-- START --

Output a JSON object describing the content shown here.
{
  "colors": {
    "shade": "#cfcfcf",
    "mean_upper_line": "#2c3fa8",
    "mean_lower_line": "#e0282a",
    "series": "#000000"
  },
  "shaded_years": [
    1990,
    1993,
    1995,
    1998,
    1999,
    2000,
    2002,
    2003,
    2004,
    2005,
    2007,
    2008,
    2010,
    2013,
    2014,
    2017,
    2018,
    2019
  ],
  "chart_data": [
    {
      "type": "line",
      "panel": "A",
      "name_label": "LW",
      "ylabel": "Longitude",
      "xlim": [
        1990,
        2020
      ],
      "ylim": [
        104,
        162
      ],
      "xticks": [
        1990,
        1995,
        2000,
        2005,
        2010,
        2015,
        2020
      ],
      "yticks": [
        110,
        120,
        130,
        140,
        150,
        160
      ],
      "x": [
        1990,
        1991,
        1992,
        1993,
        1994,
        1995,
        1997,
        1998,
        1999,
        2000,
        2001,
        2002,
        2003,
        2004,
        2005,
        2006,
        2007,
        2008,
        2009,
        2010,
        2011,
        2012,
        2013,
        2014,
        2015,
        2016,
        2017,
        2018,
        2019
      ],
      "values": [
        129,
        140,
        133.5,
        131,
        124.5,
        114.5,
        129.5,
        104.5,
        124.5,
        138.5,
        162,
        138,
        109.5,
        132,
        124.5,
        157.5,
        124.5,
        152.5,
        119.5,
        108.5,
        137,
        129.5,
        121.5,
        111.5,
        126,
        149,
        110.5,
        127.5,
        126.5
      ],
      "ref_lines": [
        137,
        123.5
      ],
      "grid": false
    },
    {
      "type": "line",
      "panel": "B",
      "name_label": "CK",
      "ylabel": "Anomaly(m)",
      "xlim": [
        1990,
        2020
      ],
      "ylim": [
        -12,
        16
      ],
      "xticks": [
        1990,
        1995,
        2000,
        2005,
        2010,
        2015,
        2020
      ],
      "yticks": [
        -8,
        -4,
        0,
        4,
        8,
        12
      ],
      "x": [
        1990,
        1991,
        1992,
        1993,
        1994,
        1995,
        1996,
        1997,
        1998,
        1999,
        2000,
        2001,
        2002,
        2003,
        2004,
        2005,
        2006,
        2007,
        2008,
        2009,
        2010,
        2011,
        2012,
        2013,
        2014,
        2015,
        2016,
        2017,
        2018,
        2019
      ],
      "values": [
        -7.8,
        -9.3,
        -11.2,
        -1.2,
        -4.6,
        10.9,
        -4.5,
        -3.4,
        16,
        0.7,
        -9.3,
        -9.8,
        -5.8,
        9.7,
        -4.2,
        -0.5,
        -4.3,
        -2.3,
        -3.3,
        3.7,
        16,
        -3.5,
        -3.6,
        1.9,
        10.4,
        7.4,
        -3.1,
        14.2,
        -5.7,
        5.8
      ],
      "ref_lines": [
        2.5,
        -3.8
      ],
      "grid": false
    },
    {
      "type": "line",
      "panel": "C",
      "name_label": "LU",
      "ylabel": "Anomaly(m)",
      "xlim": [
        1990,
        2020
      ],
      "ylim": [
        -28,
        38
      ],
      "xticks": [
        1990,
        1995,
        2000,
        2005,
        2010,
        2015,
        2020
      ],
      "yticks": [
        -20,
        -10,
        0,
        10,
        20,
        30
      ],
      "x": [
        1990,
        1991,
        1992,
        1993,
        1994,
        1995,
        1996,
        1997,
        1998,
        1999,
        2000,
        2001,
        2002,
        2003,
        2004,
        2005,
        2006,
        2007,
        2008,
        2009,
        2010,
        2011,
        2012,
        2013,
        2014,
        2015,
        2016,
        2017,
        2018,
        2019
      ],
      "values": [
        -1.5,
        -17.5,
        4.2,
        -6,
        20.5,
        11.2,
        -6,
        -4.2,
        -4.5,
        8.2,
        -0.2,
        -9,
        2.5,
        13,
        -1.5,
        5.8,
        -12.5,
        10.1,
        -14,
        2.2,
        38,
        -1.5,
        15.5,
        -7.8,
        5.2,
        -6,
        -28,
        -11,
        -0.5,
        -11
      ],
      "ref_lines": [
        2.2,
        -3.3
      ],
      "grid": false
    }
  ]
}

-- END --

◆ **Given instruction**
Generate an exact reproduction of all entries.

◆ **Written solution**
Output a JSON object describing the content shown here.
{
  "colors": {
    "shade": "#cfcfcf",
    "mean_upper_line": "#2c3fa8",
    "mean_lower_line": "#e0282a",
    "series": "#000000"
  },
  "shaded_years": [
    1990,
    1993,
    1995,
    1998,
    1999,
    2000,
    2002,
    2003,
    2004,
    2005,
    2007,
    2008,
    2010,
    2013,
    2014,
    2017,
    2018,
    2019
  ],
  "chart_data": [
    {
      "type": "line",
      "panel": "A",
      "name_label": "LW",
      "ylabel": "Longitude",
      "xlim": [
        1990,
        2020
      ],
      "ylim": [
        104,
        162
      ],
      "xticks": [
        1990,
        1995,
        2000,
        2005,
        2010,
        2015,
        2020
      ],
      "yticks": [
        110,
        120,
        130,
        140,
        150,
        160
      ],
      "x": [
        1990,
        1991,
        1992,
        1993,
        1994,
        1995,
        1997,
        1998,
        1999,
        2000,
        2001,
        2002,
        2003,
        2004,
        2005,
        2006,
        2007,
        2008,
        2009,
        2010,
        2011,
        2012,
        2013,
        2014,
        2015,
        2016,
        2017,
        2018,
        2019
      ],
      "values": [
        129,
        140,
        133.5,
        131,
        124.5,
        114.5,
        129.5,
        104.5,
        124.5,
        138.5,
        162,
        138,
        109.5,
        132,
        124.5,
        157.5,
        124.5,
        152.5,
        119.5,
        108.5,
        137,
        129.5,
        121.5,
        111.5,
        126,
        149,
        110.5,
        127.5,
        126.5
      ],
      "ref_lines": [
        137,
        123.5
      ],
      "grid": false
    },
    {
      "type": "line",
      "panel": "B",
      "name_label": "CK",
      "ylabel": "Anomaly(m)",
      "xlim": [
        1990,
        2020
      ],
      "ylim": [
        -12,
        16
      ],
      "xticks": [
        1990,
        1995,
        2000,
        2005,
        2010,
        2015,
        2020
      ],
      "yticks": [
        -8,
        -4,
        0,
        4,
        8,
        12
      ],
      "x": [
        1990,
        1991,
        1992,
        1993,
        1994,
        1995,
        1996,
        1997,
        1998,
        1999,
        2000,
        2001,
        2002,
        2003,
        2004,
        2005,
        2006,
        2007,
        2008,
        2009,
        2010,
        2011,
        2012,
        2013,
        2014,
        2015,
        2016,
        2017,
        2018,
        2019
      ],
      "values": [
        -7.8,
        -9.3,
        -11.2,
        -1.2,
        -4.6,
        10.9,
        -4.5,
        -3.4,
        16,
        0.7,
        -9.3,
        -9.8,
        -5.8,
        9.7,
        -4.2,
        -0.5,
        -4.3,
        -2.3,
        -3.3,
        3.7,
        16,
        -3.5,
        -3.6,
        1.9,
        10.4,
        7.4,
        -3.1,
        14.2,
        -5.7,
        5.8
      ],
      "ref_lines": [
        2.5,
        -3.8
      ],
      "grid": false
    },
    {
      "type": "line",
      "panel": "C",
      "name_label": "LU",
      "ylabel": "Anomaly(m)",
      "xlim": [
        1990,
        2020
      ],
      "ylim": [
        -28,
        38
      ],
      "xticks": [
        1990,
        1995,
        2000,
        2005,
        2010,
        2015,
        2020
      ],
      "yticks": [
        -20,
        -10,
        0,
        10,
        20,
        30
      ],
      "x": [
        1990,
        1991,
        1992,
        1993,
        1994,
        1995,
        1996,
        1997,
        1998,
        1999,
        2000,
        2001,
        2002,
        2003,
        2004,
        2005,
        2006,
        2007,
        2008,
        2009,
        2010,
        2011,
        2012,
        2013,
        2014,
        2015,
        2016,
        2017,
        2018,
        2019
      ],
      "values": [
        -1.5,
        -17.5,
        4.2,
        -6,
        20.5,
        11.2,
        -6,
        -4.2,
        -4.5,
        8.2,
        -0.2,
        -9,
        2.5,
        13,
        -1.5,
        5.8,
        -12.5,
        10.1,
        -14,
        2.2,
        38,
        -1.5,
        15.5,
        -7.8,
        5.2,
        -6,
        -28,
        -11,
        -0.5,
        -11
      ],
      "ref_lines": [
        2.2,
        -3.3
      ],
      "grid": false
    }
  ]
}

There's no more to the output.